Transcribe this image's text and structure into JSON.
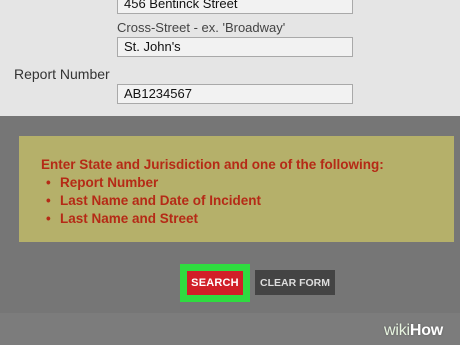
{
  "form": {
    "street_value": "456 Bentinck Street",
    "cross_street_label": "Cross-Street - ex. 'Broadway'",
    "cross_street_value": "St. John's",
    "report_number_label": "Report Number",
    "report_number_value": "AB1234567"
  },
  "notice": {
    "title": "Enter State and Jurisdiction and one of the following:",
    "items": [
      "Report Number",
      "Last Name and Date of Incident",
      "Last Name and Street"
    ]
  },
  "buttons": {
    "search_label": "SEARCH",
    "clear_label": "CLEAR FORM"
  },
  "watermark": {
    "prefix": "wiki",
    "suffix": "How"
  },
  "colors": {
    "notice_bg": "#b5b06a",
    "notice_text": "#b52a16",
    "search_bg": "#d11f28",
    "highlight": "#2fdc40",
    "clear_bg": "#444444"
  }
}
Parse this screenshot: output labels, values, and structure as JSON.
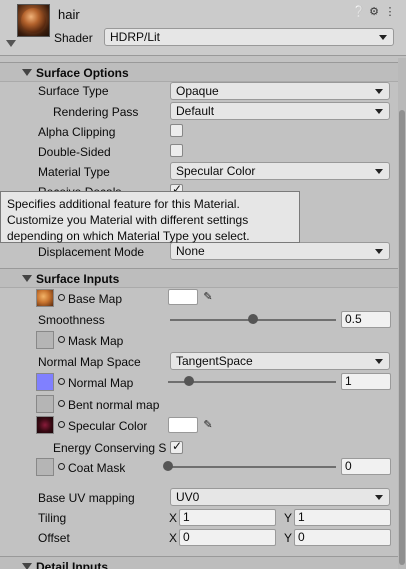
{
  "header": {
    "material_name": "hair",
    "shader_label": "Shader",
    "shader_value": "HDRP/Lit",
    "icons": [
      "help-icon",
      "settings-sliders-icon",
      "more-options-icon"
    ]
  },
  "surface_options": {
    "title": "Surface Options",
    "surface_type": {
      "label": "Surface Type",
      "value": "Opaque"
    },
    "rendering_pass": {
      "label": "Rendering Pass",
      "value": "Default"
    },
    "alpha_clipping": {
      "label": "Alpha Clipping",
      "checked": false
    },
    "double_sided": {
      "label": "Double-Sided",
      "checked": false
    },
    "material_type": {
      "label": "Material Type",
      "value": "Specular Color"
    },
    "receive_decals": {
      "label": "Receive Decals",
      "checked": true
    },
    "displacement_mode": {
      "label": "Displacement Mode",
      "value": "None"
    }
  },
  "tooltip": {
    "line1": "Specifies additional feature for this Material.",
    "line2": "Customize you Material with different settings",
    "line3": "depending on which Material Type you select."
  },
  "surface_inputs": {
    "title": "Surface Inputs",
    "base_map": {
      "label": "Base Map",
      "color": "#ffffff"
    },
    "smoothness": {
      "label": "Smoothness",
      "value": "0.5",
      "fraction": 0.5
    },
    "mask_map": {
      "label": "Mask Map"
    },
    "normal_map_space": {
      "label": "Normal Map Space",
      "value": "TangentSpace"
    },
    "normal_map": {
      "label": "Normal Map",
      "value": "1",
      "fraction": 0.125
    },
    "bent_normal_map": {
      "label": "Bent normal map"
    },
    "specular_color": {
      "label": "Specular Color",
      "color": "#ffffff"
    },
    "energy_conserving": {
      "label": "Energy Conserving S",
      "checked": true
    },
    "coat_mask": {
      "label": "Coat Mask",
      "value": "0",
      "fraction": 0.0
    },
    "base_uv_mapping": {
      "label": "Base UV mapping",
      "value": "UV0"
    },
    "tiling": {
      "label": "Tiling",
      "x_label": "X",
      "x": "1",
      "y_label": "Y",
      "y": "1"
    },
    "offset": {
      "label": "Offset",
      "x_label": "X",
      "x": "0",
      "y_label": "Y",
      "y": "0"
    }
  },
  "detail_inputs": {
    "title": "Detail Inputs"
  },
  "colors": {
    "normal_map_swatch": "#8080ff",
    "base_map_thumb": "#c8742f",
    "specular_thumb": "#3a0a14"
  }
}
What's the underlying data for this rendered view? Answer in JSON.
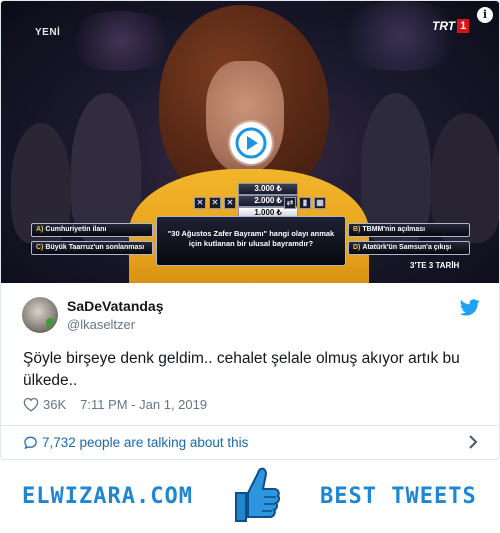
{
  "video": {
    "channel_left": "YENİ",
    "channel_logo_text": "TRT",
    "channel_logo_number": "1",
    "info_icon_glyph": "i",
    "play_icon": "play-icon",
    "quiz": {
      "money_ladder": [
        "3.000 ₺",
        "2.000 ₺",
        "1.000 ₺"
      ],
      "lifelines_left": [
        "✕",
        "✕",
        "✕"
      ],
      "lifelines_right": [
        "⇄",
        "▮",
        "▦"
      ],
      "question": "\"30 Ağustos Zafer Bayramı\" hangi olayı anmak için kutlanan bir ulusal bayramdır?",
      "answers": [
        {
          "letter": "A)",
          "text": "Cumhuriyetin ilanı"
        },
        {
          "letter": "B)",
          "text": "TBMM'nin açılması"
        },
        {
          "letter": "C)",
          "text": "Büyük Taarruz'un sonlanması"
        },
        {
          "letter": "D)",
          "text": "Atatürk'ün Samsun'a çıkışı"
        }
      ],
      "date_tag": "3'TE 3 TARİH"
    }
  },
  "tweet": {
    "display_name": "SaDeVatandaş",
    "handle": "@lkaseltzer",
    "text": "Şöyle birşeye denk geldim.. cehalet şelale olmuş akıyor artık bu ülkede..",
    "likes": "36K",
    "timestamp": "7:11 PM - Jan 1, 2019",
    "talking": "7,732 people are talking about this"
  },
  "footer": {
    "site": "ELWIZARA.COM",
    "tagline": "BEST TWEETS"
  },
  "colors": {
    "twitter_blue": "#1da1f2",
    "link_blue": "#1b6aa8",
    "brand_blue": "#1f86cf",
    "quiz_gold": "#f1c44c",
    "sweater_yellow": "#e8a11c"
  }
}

==

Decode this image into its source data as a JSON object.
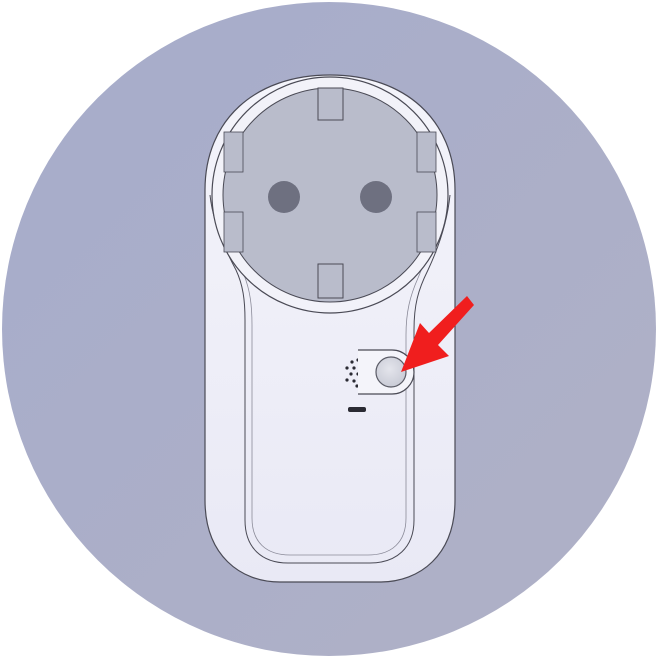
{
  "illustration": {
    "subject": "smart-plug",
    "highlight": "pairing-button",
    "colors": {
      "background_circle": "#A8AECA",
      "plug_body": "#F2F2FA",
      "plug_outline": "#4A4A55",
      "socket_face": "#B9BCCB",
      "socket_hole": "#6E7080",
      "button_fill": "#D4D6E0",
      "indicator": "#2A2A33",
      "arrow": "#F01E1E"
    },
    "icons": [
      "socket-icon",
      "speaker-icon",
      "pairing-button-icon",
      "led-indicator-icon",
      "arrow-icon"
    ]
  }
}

==

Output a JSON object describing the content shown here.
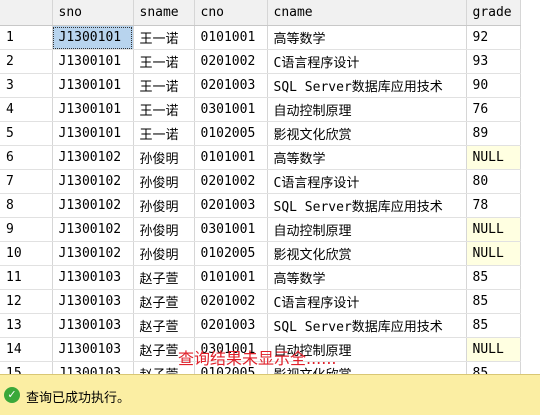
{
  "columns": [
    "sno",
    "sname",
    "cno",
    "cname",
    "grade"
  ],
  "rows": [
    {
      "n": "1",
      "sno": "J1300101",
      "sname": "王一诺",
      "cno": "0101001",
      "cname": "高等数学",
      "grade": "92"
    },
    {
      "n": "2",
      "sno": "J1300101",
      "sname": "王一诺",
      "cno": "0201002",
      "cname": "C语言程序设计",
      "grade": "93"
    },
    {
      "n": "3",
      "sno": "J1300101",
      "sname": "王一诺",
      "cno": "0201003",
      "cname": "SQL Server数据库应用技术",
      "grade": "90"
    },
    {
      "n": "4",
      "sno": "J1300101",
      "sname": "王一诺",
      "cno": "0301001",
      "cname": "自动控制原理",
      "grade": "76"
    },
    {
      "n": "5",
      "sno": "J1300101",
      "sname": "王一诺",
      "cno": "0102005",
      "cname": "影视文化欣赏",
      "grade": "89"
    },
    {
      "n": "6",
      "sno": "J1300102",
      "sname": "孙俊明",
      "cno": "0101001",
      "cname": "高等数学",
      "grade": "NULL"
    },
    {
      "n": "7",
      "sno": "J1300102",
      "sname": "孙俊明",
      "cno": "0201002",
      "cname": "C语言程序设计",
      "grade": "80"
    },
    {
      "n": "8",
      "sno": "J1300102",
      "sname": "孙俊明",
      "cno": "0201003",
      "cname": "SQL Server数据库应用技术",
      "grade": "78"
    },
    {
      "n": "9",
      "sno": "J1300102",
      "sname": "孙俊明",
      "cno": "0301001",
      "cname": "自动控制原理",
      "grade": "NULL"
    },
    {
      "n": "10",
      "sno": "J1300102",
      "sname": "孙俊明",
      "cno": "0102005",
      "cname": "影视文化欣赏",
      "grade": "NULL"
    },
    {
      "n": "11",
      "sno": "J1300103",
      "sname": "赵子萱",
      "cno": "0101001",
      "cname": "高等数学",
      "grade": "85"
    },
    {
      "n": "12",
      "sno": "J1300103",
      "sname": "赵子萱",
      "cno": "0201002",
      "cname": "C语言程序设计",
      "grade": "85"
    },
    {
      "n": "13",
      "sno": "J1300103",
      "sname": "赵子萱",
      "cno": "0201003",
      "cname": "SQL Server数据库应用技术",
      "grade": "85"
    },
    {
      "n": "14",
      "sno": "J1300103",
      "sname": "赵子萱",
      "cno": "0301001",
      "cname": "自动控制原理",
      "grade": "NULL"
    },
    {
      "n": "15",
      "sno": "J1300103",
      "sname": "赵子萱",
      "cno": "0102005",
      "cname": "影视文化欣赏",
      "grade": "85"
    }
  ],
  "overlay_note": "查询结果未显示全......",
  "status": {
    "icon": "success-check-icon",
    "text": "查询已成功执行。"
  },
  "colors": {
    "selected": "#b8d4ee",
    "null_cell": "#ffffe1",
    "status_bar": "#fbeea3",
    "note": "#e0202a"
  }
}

** GIVEN TASK **
Using the records above, gather all lines where the string "JSON" is present.

** ANSWER TO THE TASK **
Transcribe this image's text and structure into JSON.
Parse this screenshot: output labels, values, and structure as JSON.
What's the underlying data for this rendered view? Answer in JSON.
Decode this image into its source data as a JSON object.
Output a JSON object describing the content shown here.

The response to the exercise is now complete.